**EXERCISE OBJECTIVE:**
All records are to be retyped faithfully and completely.
— START PROVIDED ENTRIES —
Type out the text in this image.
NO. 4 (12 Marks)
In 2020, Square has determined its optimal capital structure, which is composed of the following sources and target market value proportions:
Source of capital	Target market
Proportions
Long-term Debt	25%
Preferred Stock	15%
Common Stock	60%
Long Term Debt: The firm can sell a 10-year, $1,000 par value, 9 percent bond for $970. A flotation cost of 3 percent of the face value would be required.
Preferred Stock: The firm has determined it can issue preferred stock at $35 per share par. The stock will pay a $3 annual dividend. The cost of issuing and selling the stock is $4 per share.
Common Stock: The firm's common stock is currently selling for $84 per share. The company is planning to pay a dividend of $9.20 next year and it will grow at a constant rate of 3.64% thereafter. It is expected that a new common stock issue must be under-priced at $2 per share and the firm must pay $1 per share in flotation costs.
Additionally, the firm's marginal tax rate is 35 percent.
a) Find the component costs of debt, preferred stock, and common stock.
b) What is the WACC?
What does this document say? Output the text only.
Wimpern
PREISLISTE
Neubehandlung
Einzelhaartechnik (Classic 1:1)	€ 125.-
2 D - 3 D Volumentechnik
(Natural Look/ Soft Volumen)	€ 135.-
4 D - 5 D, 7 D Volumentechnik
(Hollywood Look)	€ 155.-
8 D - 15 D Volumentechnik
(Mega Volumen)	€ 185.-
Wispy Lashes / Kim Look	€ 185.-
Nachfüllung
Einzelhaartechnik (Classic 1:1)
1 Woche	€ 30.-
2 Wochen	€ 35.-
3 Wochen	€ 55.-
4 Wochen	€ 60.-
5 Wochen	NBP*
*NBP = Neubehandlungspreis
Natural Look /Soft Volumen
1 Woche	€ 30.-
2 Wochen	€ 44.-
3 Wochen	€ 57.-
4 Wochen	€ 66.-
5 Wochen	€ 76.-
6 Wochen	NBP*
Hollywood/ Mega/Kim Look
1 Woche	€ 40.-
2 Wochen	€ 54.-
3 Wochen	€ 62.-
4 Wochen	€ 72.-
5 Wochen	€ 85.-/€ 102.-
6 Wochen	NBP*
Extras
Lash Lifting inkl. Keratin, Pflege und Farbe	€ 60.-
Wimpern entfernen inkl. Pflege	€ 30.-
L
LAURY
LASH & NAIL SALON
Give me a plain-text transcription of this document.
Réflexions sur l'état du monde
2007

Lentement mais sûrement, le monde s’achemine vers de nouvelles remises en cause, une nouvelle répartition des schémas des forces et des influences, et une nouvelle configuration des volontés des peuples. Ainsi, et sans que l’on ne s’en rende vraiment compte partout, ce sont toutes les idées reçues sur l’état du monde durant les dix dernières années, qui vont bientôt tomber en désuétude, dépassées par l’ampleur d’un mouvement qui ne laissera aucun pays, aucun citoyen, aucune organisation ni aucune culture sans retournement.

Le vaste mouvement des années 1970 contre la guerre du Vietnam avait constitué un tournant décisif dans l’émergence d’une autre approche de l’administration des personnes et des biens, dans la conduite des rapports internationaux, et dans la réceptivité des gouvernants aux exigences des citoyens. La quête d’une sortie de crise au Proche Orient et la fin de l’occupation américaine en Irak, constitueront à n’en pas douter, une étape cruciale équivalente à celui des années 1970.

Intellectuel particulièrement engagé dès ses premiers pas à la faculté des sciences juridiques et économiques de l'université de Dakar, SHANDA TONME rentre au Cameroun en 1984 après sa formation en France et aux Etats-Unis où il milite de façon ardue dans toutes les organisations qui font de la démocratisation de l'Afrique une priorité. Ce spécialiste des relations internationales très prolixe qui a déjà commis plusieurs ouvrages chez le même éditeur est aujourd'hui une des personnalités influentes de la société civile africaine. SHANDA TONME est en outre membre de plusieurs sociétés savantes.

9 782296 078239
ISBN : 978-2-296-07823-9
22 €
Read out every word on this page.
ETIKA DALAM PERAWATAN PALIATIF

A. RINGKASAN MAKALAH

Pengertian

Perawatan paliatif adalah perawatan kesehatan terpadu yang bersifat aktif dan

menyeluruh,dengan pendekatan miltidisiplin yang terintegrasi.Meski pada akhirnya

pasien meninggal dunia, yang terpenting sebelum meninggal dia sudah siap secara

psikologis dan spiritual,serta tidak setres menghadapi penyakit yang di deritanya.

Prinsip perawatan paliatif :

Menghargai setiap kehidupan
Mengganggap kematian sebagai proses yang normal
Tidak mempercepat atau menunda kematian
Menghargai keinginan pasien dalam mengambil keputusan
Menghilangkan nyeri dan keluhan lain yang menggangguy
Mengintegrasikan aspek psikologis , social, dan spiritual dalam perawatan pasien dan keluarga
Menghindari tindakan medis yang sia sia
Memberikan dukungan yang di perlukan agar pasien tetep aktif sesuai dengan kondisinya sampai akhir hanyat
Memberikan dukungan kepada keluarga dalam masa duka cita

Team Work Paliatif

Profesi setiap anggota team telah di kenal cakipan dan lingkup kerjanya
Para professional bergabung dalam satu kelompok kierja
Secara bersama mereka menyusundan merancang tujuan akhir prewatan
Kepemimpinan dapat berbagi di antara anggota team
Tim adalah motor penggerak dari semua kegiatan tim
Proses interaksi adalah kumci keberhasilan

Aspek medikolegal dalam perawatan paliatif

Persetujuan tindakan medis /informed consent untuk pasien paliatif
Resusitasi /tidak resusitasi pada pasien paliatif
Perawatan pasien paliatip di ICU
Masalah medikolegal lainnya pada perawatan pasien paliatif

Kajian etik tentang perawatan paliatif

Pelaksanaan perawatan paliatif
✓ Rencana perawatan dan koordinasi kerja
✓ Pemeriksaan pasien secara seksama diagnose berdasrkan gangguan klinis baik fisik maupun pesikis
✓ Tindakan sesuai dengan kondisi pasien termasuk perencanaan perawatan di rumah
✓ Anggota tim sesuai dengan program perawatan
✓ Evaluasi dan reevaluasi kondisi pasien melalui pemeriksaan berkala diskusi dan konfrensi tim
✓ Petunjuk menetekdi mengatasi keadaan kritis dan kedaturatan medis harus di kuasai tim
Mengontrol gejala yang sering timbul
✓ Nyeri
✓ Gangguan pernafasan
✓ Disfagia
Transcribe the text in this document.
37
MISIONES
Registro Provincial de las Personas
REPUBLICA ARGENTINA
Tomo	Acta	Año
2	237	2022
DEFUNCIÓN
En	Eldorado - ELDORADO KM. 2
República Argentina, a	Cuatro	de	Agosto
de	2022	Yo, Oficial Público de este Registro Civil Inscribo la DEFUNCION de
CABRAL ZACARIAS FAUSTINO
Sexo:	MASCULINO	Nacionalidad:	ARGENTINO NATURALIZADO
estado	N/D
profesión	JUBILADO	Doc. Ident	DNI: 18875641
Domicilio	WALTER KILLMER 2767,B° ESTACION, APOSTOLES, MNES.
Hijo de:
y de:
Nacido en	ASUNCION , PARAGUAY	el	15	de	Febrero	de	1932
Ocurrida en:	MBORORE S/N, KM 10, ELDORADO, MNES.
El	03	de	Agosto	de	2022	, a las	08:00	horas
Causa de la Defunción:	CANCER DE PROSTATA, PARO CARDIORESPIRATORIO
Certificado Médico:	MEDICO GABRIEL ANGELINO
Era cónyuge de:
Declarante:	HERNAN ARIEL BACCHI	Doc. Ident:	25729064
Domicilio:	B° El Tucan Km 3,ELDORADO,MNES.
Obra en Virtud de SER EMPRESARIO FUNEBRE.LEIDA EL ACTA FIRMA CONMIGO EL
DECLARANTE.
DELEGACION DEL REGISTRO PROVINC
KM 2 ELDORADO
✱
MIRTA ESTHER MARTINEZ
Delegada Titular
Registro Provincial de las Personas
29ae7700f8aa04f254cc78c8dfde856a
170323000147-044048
— END PROVIDED ENTRIES —
**SOLUTION TO THIS TASK:**
Type out the text in this image.
NO. 4 (12 Marks)
In 2020, Square has determined its optimal capital structure, which is composed of the following sources and target market value proportions:
Source of capital	Target market
Proportions
Long-term Debt	25%
Preferred Stock	15%
Common Stock	60%
Long Term Debt: The firm can sell a 10-year, $1,000 par value, 9 percent bond for $970. A flotation cost of 3 percent of the face value would be required.
Preferred Stock: The firm has determined it can issue preferred stock at $35 per share par. The stock will pay a $3 annual dividend. The cost of issuing and selling the stock is $4 per share.
Common Stock: The firm's common stock is currently selling for $84 per share. The company is planning to pay a dividend of $9.20 next year and it will grow at a constant rate of 3.64% thereafter. It is expected that a new common stock issue must be under-priced at $2 per share and the firm must pay $1 per share in flotation costs.
Additionally, the firm's marginal tax rate is 35 percent.
a) Find the component costs of debt, preferred stock, and common stock.
b) What is the WACC?
What does this document say? Output the text only.
Wimpern
PREISLISTE
Neubehandlung
Einzelhaartechnik (Classic 1:1)	€ 125.-
2 D - 3 D Volumentechnik
(Natural Look/ Soft Volumen)	€ 135.-
4 D - 5 D, 7 D Volumentechnik
(Hollywood Look)	€ 155.-
8 D - 15 D Volumentechnik
(Mega Volumen)	€ 185.-
Wispy Lashes / Kim Look	€ 185.-
Nachfüllung
Einzelhaartechnik (Classic 1:1)
1 Woche	€ 30.-
2 Wochen	€ 35.-
3 Wochen	€ 55.-
4 Wochen	€ 60.-
5 Wochen	NBP*
*NBP = Neubehandlungspreis
Natural Look /Soft Volumen
1 Woche	€ 30.-
2 Wochen	€ 44.-
3 Wochen	€ 57.-
4 Wochen	€ 66.-
5 Wochen	€ 76.-
6 Wochen	NBP*
Hollywood/ Mega/Kim Look
1 Woche	€ 40.-
2 Wochen	€ 54.-
3 Wochen	€ 62.-
4 Wochen	€ 72.-
5 Wochen	€ 85.-/€ 102.-
6 Wochen	NBP*
Extras
Lash Lifting inkl. Keratin, Pflege und Farbe	€ 60.-
Wimpern entfernen inkl. Pflege	€ 30.-
L
LAURY
LASH & NAIL SALON
Give me a plain-text transcription of this document.
Réflexions sur l'état du monde
2007

Lentement mais sûrement, le monde s’achemine vers de nouvelles remises en cause, une nouvelle répartition des schémas des forces et des influences, et une nouvelle configuration des volontés des peuples. Ainsi, et sans que l’on ne s’en rende vraiment compte partout, ce sont toutes les idées reçues sur l’état du monde durant les dix dernières années, qui vont bientôt tomber en désuétude, dépassées par l’ampleur d’un mouvement qui ne laissera aucun pays, aucun citoyen, aucune organisation ni aucune culture sans retournement.

Le vaste mouvement des années 1970 contre la guerre du Vietnam avait constitué un tournant décisif dans l’émergence d’une autre approche de l’administration des personnes et des biens, dans la conduite des rapports internationaux, et dans la réceptivité des gouvernants aux exigences des citoyens. La quête d’une sortie de crise au Proche Orient et la fin de l’occupation américaine en Irak, constitueront à n’en pas douter, une étape cruciale équivalente à celui des années 1970.

Intellectuel particulièrement engagé dès ses premiers pas à la faculté des sciences juridiques et économiques de l'université de Dakar, SHANDA TONME rentre au Cameroun en 1984 après sa formation en France et aux Etats-Unis où il milite de façon ardue dans toutes les organisations qui font de la démocratisation de l'Afrique une priorité. Ce spécialiste des relations internationales très prolixe qui a déjà commis plusieurs ouvrages chez le même éditeur est aujourd'hui une des personnalités influentes de la société civile africaine. SHANDA TONME est en outre membre de plusieurs sociétés savantes.

9 782296 078239
ISBN : 978-2-296-07823-9
22 €
Read out every word on this page.
ETIKA DALAM PERAWATAN PALIATIF

A. RINGKASAN MAKALAH

Pengertian

Perawatan paliatif adalah perawatan kesehatan terpadu yang bersifat aktif dan

menyeluruh,dengan pendekatan miltidisiplin yang terintegrasi.Meski pada akhirnya

pasien meninggal dunia, yang terpenting sebelum meninggal dia sudah siap secara

psikologis dan spiritual,serta tidak setres menghadapi penyakit yang di deritanya.

Prinsip perawatan paliatif :

Menghargai setiap kehidupan
Mengganggap kematian sebagai proses yang normal
Tidak mempercepat atau menunda kematian
Menghargai keinginan pasien dalam mengambil keputusan
Menghilangkan nyeri dan keluhan lain yang menggangguy
Mengintegrasikan aspek psikologis , social, dan spiritual dalam perawatan pasien dan keluarga
Menghindari tindakan medis yang sia sia
Memberikan dukungan yang di perlukan agar pasien tetep aktif sesuai dengan kondisinya sampai akhir hanyat
Memberikan dukungan kepada keluarga dalam masa duka cita

Team Work Paliatif

Profesi setiap anggota team telah di kenal cakipan dan lingkup kerjanya
Para professional bergabung dalam satu kelompok kierja
Secara bersama mereka menyusundan merancang tujuan akhir prewatan
Kepemimpinan dapat berbagi di antara anggota team
Tim adalah motor penggerak dari semua kegiatan tim
Proses interaksi adalah kumci keberhasilan

Aspek medikolegal dalam perawatan paliatif

Persetujuan tindakan medis /informed consent untuk pasien paliatif
Resusitasi /tidak resusitasi pada pasien paliatif
Perawatan pasien paliatip di ICU
Masalah medikolegal lainnya pada perawatan pasien paliatif

Kajian etik tentang perawatan paliatif

Pelaksanaan perawatan paliatif
✓ Rencana perawatan dan koordinasi kerja
✓ Pemeriksaan pasien secara seksama diagnose berdasrkan gangguan klinis baik fisik maupun pesikis
✓ Tindakan sesuai dengan kondisi pasien termasuk perencanaan perawatan di rumah
✓ Anggota tim sesuai dengan program perawatan
✓ Evaluasi dan reevaluasi kondisi pasien melalui pemeriksaan berkala diskusi dan konfrensi tim
✓ Petunjuk menetekdi mengatasi keadaan kritis dan kedaturatan medis harus di kuasai tim
Mengontrol gejala yang sering timbul
✓ Nyeri
✓ Gangguan pernafasan
✓ Disfagia
Transcribe the text in this document.
37
MISIONES
Registro Provincial de las Personas
REPUBLICA ARGENTINA
Tomo	Acta	Año
2	237	2022
DEFUNCIÓN
En	Eldorado - ELDORADO KM. 2
República Argentina, a	Cuatro	de	Agosto
de	2022	Yo, Oficial Público de este Registro Civil Inscribo la DEFUNCION de
CABRAL ZACARIAS FAUSTINO
Sexo:	MASCULINO	Nacionalidad:	ARGENTINO NATURALIZADO
estado	N/D
profesión	JUBILADO	Doc. Ident	DNI: 18875641
Domicilio	WALTER KILLMER 2767,B° ESTACION, APOSTOLES, MNES.
Hijo de:
y de:
Nacido en	ASUNCION , PARAGUAY	el	15	de	Febrero	de	1932
Ocurrida en:	MBORORE S/N, KM 10, ELDORADO, MNES.
El	03	de	Agosto	de	2022	, a las	08:00	horas
Causa de la Defunción:	CANCER DE PROSTATA, PARO CARDIORESPIRATORIO
Certificado Médico:	MEDICO GABRIEL ANGELINO
Era cónyuge de:
Declarante:	HERNAN ARIEL BACCHI	Doc. Ident:	25729064
Domicilio:	B° El Tucan Km 3,ELDORADO,MNES.
Obra en Virtud de SER EMPRESARIO FUNEBRE.LEIDA EL ACTA FIRMA CONMIGO EL
DECLARANTE.
DELEGACION DEL REGISTRO PROVINC
KM 2 ELDORADO
✱
MIRTA ESTHER MARTINEZ
Delegada Titular
Registro Provincial de las Personas
29ae7700f8aa04f254cc78c8dfde856a
170323000147-044048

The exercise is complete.